======== Trecho do documento ========
Bolsonaro, como de hábito, resolveu posar de vítima. Disse que não pediu presente nenhum. Pois é. Permanece um mistério: por que um ditador presenteia um chefe de Estado com bens nesse valor? Ocorre-me aqui uma conta: o Biltre Homiziado na Flórida tinha reservado R$ 34 milhões para o Minha Casa Minha Vida. Só as joias femininas que tentou a todo custa tirar da Receita representam quase a metade desse valor. É o programa Minhas Joias Minha Vida.
Ao Estadão, Bento Albuquerque afirmou que uma parte das joias era, sim, destinada a Michelle, e a outra, a Bolsonaro. E admitiu que tentou liberar o material na Receita. Não pareceu se importar como o fato que ele e sua comitiva foram tratados como uma espécie de "mula" de uma variante do contrabando. Pior: se as joias são mesmo um presente do rei da Arábia Saudita, o que se tentava fazer era assaltar os cofres públicos.
======== Dados fornecidos ========
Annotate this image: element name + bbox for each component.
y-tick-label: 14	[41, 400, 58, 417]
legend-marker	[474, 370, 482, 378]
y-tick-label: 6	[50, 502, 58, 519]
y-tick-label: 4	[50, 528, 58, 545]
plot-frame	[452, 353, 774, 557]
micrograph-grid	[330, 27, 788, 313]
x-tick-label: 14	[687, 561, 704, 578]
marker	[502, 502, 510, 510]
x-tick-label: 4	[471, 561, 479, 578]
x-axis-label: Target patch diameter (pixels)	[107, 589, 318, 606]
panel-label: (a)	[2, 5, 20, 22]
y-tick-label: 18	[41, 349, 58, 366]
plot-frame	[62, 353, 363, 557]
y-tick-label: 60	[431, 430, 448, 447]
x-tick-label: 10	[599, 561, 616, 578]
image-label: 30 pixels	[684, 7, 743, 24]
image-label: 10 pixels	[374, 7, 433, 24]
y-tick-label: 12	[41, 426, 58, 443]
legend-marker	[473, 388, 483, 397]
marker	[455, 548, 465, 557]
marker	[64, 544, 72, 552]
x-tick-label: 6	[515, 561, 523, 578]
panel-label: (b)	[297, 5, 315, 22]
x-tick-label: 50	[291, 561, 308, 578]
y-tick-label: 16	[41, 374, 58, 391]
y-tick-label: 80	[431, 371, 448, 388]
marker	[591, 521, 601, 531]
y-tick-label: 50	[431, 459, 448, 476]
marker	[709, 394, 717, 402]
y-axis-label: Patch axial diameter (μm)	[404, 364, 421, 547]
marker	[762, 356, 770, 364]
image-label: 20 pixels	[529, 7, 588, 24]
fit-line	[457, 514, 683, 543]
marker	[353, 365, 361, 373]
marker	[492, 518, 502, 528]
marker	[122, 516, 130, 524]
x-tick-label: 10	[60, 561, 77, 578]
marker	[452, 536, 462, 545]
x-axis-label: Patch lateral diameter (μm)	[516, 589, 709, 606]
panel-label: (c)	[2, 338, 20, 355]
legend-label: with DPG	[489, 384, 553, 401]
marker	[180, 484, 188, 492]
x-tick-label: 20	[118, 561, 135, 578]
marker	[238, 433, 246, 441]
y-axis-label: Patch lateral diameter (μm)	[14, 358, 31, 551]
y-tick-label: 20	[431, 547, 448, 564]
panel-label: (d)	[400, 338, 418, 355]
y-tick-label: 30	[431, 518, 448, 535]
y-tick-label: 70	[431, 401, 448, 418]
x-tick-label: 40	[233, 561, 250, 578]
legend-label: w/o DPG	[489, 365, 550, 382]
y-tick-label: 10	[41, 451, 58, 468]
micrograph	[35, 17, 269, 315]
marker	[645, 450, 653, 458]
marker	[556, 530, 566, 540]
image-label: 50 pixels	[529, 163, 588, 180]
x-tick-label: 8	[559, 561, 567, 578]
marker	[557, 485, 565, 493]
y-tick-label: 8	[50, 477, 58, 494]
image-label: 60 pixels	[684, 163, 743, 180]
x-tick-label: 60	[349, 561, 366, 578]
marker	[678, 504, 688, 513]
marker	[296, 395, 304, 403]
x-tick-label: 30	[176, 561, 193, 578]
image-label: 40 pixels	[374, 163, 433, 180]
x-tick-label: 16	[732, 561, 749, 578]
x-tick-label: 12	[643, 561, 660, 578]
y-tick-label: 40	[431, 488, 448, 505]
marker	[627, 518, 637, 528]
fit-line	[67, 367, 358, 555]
========
— O que fazer —
Dê continuidade ao texto sobre as joias sauditas destinadas a Bolsonaro e Michelle, começando logo após a última frase apresentada.

— Resposta —
Não há um só indício de que o então presidente pretendia entregar o presente multimilionário àquele que era seu dono: o Brasil. Ao contrário, todas as evidências apontam para o esforço de intimidar os servidores da Receita para que agissem ao arrepio da lei, o que não aconteceu. E assim foi até a noite anterior à fuga. Estupefaciente, mas não surpreendente.